Exercise description - Isolate every line in the data with the string "selected" and copy it.

Provided records -
......

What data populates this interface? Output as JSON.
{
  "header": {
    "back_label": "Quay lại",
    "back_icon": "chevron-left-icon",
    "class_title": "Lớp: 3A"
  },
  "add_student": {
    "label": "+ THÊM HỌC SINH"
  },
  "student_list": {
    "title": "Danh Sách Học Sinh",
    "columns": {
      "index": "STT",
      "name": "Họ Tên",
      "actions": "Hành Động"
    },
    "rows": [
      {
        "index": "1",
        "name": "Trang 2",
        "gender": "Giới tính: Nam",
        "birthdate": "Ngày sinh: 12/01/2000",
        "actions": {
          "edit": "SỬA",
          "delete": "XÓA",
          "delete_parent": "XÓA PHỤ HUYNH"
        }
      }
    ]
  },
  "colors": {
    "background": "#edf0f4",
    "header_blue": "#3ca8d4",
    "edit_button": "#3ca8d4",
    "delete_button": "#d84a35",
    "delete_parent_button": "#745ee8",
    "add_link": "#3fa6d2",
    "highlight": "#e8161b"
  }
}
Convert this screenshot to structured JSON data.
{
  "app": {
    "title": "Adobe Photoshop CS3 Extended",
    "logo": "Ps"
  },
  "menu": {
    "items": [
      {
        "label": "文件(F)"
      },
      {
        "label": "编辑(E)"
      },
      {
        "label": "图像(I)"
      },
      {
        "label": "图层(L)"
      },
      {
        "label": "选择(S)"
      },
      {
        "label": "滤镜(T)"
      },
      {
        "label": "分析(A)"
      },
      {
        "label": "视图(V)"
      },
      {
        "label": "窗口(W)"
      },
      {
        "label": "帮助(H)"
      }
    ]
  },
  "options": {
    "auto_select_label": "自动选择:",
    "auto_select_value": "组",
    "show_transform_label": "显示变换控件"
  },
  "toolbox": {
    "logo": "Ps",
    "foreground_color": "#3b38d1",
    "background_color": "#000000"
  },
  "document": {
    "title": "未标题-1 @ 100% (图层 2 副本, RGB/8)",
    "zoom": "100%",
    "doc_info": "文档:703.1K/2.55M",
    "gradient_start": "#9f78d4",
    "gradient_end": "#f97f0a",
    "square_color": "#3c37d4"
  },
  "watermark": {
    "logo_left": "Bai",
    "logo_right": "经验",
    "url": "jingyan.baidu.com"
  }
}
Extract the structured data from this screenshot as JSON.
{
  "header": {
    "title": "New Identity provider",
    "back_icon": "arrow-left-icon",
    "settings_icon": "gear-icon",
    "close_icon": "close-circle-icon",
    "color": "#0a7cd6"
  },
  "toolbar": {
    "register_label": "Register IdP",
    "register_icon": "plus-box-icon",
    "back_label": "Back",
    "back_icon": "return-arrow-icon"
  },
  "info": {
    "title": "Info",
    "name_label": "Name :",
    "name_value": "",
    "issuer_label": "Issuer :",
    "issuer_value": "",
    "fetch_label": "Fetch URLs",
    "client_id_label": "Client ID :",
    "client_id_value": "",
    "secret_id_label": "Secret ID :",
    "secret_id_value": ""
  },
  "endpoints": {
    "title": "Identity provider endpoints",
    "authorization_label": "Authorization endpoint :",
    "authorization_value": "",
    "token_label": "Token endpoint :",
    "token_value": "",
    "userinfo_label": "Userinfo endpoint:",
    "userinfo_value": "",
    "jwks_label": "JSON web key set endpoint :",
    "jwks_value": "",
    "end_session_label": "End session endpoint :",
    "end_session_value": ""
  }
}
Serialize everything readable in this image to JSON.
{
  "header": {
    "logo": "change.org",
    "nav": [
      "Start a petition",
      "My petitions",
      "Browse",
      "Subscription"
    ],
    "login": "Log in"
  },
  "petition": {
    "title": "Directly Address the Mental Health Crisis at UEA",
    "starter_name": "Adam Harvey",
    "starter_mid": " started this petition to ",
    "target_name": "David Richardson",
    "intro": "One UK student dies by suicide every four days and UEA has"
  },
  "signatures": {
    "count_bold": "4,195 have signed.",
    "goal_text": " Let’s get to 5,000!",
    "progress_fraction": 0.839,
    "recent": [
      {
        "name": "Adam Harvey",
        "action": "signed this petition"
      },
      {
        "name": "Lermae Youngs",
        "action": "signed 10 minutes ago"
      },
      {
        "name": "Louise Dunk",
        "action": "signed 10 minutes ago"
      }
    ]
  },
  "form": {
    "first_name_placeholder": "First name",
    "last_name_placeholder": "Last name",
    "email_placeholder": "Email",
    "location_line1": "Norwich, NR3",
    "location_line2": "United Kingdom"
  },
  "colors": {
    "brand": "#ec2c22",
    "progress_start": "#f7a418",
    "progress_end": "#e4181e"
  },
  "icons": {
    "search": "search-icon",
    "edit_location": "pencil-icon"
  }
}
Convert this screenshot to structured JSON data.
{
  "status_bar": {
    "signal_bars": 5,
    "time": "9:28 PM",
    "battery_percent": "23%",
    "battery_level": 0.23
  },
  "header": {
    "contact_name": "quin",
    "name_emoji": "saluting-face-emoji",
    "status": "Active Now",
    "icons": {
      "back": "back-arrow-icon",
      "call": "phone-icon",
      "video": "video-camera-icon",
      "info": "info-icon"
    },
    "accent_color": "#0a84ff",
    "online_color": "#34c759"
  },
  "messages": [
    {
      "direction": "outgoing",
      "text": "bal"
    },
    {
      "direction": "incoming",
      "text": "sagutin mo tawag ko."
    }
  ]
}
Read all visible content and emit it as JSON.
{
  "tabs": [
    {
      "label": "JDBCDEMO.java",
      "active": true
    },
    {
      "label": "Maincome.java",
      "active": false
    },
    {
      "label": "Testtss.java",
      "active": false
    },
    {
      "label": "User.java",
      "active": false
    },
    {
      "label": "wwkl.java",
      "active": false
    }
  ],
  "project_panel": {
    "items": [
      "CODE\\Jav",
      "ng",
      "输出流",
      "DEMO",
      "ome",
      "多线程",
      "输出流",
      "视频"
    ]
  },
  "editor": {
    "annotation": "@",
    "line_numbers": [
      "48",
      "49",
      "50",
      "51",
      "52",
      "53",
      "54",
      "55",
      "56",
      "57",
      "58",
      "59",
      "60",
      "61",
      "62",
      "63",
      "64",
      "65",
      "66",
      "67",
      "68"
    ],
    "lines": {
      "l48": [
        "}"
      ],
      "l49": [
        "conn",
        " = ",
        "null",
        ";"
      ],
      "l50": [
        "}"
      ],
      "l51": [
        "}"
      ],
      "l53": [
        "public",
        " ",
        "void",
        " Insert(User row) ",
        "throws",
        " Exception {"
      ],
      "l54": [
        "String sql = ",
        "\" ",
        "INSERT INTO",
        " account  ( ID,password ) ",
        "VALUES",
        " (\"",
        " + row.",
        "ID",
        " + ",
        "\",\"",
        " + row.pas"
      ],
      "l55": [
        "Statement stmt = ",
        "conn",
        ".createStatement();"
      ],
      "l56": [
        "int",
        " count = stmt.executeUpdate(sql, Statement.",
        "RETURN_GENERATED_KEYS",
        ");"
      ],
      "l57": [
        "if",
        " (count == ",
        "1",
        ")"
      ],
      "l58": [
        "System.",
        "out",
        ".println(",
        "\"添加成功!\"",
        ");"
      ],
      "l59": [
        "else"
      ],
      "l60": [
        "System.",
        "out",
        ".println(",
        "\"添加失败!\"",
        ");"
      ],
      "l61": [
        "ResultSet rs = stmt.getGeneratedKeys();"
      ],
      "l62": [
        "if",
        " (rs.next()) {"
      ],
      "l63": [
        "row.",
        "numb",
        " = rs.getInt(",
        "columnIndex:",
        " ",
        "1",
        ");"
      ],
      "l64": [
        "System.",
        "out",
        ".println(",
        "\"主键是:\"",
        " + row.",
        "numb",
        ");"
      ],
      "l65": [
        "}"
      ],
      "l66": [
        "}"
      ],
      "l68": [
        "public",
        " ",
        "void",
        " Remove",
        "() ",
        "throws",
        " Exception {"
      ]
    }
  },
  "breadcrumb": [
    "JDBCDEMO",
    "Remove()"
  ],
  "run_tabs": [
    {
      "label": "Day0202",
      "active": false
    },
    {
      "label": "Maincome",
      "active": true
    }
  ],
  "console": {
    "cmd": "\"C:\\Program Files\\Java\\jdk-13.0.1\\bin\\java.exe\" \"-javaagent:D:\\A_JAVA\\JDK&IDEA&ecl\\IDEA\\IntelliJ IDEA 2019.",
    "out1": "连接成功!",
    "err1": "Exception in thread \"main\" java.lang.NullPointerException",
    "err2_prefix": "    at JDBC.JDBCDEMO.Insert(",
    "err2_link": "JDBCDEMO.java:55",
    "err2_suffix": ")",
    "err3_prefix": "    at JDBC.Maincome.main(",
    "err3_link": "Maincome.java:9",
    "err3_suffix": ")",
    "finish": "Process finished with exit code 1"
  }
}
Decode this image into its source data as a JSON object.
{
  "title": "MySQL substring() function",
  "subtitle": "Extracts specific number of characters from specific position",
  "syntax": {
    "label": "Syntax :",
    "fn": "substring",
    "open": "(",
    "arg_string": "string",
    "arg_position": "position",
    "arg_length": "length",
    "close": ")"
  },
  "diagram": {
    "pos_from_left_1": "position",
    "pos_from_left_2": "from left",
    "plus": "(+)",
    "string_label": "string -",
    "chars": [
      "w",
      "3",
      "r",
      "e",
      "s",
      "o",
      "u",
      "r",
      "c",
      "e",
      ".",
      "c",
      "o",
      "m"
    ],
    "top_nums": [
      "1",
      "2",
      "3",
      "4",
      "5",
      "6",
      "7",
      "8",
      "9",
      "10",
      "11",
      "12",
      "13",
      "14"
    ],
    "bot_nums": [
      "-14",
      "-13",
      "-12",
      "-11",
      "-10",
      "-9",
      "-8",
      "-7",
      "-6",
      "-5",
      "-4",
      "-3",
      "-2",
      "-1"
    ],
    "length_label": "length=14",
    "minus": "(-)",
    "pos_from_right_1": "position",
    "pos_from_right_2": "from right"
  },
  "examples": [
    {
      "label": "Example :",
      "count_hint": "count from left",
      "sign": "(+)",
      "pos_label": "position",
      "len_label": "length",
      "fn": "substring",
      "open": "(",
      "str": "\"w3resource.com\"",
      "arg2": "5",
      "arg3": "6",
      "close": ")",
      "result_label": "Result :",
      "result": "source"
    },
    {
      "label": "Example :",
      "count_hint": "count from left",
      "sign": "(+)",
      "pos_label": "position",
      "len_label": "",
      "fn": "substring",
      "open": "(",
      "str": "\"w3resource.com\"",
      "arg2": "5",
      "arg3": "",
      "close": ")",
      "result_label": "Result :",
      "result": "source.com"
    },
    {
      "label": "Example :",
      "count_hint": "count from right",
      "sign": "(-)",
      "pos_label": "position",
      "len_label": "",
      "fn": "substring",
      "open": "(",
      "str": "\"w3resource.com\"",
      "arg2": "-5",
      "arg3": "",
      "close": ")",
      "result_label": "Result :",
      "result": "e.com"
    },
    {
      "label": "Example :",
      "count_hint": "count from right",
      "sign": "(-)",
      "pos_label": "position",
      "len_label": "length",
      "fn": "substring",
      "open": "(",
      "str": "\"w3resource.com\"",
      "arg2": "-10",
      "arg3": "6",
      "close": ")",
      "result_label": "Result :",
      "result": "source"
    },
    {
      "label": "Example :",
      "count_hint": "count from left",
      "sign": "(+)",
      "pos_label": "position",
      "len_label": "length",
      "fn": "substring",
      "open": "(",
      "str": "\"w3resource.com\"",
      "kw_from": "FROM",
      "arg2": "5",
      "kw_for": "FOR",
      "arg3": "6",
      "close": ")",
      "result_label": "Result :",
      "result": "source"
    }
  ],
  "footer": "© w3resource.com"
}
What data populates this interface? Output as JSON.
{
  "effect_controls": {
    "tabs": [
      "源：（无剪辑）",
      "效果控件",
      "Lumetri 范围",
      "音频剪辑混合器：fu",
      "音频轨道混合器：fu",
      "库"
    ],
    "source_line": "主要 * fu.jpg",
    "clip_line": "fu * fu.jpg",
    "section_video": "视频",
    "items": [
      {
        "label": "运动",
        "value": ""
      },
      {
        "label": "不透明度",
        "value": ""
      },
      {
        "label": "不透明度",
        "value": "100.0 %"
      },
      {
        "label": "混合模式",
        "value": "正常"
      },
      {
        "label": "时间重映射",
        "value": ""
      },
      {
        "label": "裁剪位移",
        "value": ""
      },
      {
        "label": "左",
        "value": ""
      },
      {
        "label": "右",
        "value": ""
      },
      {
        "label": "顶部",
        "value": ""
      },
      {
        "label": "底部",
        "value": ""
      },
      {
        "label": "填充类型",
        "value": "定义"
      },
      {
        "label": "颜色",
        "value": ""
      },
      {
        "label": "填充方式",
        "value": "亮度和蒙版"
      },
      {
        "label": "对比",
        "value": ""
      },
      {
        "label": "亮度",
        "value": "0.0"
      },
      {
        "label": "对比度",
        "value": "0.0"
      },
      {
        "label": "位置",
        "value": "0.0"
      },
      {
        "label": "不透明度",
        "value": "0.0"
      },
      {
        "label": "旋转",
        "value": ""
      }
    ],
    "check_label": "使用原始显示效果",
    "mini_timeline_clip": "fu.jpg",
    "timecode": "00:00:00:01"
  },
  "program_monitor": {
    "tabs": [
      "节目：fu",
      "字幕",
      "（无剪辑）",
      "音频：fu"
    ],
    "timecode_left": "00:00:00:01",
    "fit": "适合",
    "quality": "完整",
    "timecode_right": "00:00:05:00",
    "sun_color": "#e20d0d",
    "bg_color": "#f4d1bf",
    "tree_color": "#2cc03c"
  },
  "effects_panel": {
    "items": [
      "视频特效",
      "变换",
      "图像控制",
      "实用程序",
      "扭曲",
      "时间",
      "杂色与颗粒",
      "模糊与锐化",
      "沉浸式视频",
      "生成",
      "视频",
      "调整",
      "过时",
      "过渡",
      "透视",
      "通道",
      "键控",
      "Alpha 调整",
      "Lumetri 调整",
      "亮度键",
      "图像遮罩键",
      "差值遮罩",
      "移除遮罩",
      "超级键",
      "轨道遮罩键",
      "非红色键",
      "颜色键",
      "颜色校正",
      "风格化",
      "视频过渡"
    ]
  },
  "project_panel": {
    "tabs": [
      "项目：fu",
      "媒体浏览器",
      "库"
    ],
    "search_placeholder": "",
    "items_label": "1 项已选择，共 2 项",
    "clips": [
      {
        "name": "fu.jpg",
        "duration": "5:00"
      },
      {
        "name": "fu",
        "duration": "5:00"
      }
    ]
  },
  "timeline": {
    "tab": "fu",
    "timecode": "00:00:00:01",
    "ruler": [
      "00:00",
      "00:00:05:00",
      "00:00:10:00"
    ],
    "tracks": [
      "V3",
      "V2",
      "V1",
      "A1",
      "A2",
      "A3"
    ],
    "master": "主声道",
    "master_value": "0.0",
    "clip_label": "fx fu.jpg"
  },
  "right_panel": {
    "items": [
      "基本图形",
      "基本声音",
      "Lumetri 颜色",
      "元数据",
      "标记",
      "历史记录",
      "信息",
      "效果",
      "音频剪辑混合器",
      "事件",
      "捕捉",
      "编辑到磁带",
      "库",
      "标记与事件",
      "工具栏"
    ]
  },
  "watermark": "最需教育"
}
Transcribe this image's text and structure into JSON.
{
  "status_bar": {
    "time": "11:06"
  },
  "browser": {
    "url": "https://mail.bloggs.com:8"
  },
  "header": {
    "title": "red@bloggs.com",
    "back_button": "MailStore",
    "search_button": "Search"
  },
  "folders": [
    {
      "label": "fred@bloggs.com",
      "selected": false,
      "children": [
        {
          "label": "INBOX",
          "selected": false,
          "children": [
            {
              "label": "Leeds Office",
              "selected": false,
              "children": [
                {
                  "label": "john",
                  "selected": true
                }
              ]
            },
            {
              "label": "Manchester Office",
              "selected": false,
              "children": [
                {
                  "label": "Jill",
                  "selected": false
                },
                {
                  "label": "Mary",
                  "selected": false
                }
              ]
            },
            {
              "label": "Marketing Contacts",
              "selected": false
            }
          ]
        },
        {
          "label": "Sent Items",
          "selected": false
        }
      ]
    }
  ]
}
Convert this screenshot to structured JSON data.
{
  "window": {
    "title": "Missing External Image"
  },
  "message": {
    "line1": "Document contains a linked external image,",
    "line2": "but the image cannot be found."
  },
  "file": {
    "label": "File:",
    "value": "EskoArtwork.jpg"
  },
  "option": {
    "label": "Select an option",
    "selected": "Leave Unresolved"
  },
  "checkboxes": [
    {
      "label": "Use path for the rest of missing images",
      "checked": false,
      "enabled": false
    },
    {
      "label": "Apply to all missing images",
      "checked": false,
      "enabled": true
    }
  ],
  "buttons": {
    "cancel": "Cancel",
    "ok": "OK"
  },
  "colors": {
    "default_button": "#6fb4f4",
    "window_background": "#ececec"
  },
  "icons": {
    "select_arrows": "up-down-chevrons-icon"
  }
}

......

Expected answer -
      "selected": false,
          "selected": false,
              "selected": false,
                  "selected": true
              "selected": false,
                  "selected": false
                  "selected": false
              "selected": false
          "selected": false
    "selected": "Leave Unresolved"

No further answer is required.